▶ Task prompt
Reproduce each line bearing the word "вертикальной".

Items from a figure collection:
--- start ---
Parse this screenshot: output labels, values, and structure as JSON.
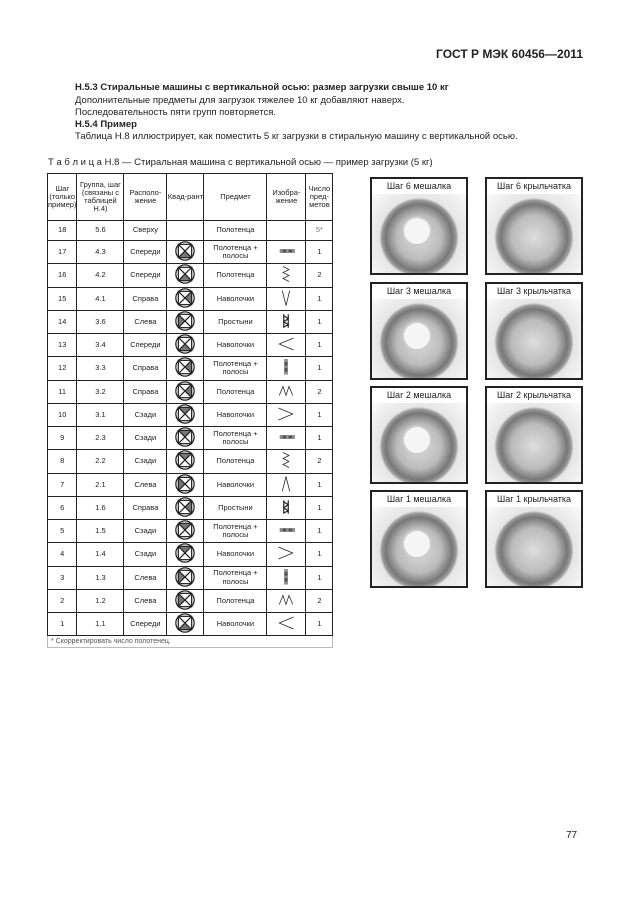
{
  "header": "ГОСТ Р МЭК 60456—2011",
  "body": {
    "h1": "Н.5.3 Стиральные машины с вертикальной осью: размер загрузки свыше 10 кг",
    "p1": "Дополнительные предметы для загрузок тяжелее 10 кг добавляют наверх.",
    "p2": "Последовательность пяти групп повторяется.",
    "h2": "Н.5.4 Пример",
    "p3": "Таблица   Н.8  иллюстрирует, как поместить 5 кг загрузки в стиральную машину с вертикальной осью."
  },
  "caption": "Т а б л и ц а   Н.8 — Стиральная машина с вертикальной осью — пример загрузки (5 кг)",
  "table": {
    "headers": [
      "Шаг (только пример)",
      "Группа, шаг (связаны с таблицей Н.4)",
      "Располо-жение",
      "Квад-рант",
      "Предмет",
      "Изобра-жение",
      "Число пред-метов"
    ],
    "rows": [
      {
        "step": "18",
        "group": "5.6",
        "loc": "Сверху",
        "quad": "none",
        "item": "Полотенца",
        "img": "none",
        "count": "5*"
      },
      {
        "step": "17",
        "group": "4.3",
        "loc": "Спереди",
        "quad": "front",
        "item": "Полотенца + полосы",
        "img": "strips-h",
        "count": "1"
      },
      {
        "step": "16",
        "group": "4.2",
        "loc": "Спереди",
        "quad": "front",
        "item": "Полотенца",
        "img": "zigzag-v",
        "count": "2"
      },
      {
        "step": "15",
        "group": "4.1",
        "loc": "Справа",
        "quad": "right",
        "item": "Наволочки",
        "img": "v",
        "count": "1"
      },
      {
        "step": "14",
        "group": "3.6",
        "loc": "Слева",
        "quad": "left",
        "item": "Простыни",
        "img": "spiral",
        "count": "1"
      },
      {
        "step": "13",
        "group": "3.4",
        "loc": "Спереди",
        "quad": "front",
        "item": "Наволочки",
        "img": "lt",
        "count": "1"
      },
      {
        "step": "12",
        "group": "3.3",
        "loc": "Справа",
        "quad": "right",
        "item": "Полотенца + полосы",
        "img": "strips-v",
        "count": "1"
      },
      {
        "step": "11",
        "group": "3.2",
        "loc": "Справа",
        "quad": "right",
        "item": "Полотенца",
        "img": "zigzag-h",
        "count": "2"
      },
      {
        "step": "10",
        "group": "3.1",
        "loc": "Сзади",
        "quad": "back",
        "item": "Наволочки",
        "img": "gt",
        "count": "1"
      },
      {
        "step": "9",
        "group": "2.3",
        "loc": "Сзади",
        "quad": "back",
        "item": "Полотенца + полосы",
        "img": "strips-h",
        "count": "1"
      },
      {
        "step": "8",
        "group": "2.2",
        "loc": "Сзади",
        "quad": "back",
        "item": "Полотенца",
        "img": "zigzag-v",
        "count": "2"
      },
      {
        "step": "7",
        "group": "2.1",
        "loc": "Слева",
        "quad": "left",
        "item": "Наволочки",
        "img": "caret",
        "count": "1"
      },
      {
        "step": "6",
        "group": "1.6",
        "loc": "Справа",
        "quad": "right",
        "item": "Простыни",
        "img": "spiral",
        "count": "1"
      },
      {
        "step": "5",
        "group": "1.5",
        "loc": "Сзади",
        "quad": "back",
        "item": "Полотенца + полосы",
        "img": "strips-h",
        "count": "1"
      },
      {
        "step": "4",
        "group": "1.4",
        "loc": "Сзади",
        "quad": "back",
        "item": "Наволочки",
        "img": "gt",
        "count": "1"
      },
      {
        "step": "3",
        "group": "1.3",
        "loc": "Слева",
        "quad": "left",
        "item": "Полотенца + полосы",
        "img": "strips-v",
        "count": "1"
      },
      {
        "step": "2",
        "group": "1.2",
        "loc": "Слева",
        "quad": "left",
        "item": "Полотенца",
        "img": "zigzag-h",
        "count": "2"
      },
      {
        "step": "1",
        "group": "1.1",
        "loc": "Спереди",
        "quad": "front",
        "item": "Наволочки",
        "img": "lt",
        "count": "1"
      }
    ],
    "footnote": "* Скорректировать число полотенец."
  },
  "photos": [
    {
      "label": "Шаг 6 мешалка",
      "hub": true
    },
    {
      "label": "Шаг 6 крыльчатка",
      "hub": false
    },
    {
      "label": "Шаг 3 мешалка",
      "hub": true
    },
    {
      "label": "Шаг 3 крыльчатка",
      "hub": false
    },
    {
      "label": "Шаг 2 мешалка",
      "hub": true
    },
    {
      "label": "Шаг 2 крыльчатка",
      "hub": false
    },
    {
      "label": "Шаг 1 мешалка",
      "hub": true
    },
    {
      "label": "Шаг 1 крыльчатка",
      "hub": false
    }
  ],
  "page_number": "77"
}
--- end ---
▶ The reply
    "h1": "Н.5.3 Стиральные машины с вертикальной осью: размер загрузки свыше 10 кг",
    "p3": "Таблица   Н.8  иллюстрирует, как поместить 5 кг загрузки в стиральную машину с вертикальной осью."
  "caption": "Т а б л и ц а   Н.8 — Стиральная машина с вертикальной осью — пример загрузки (5 кг)",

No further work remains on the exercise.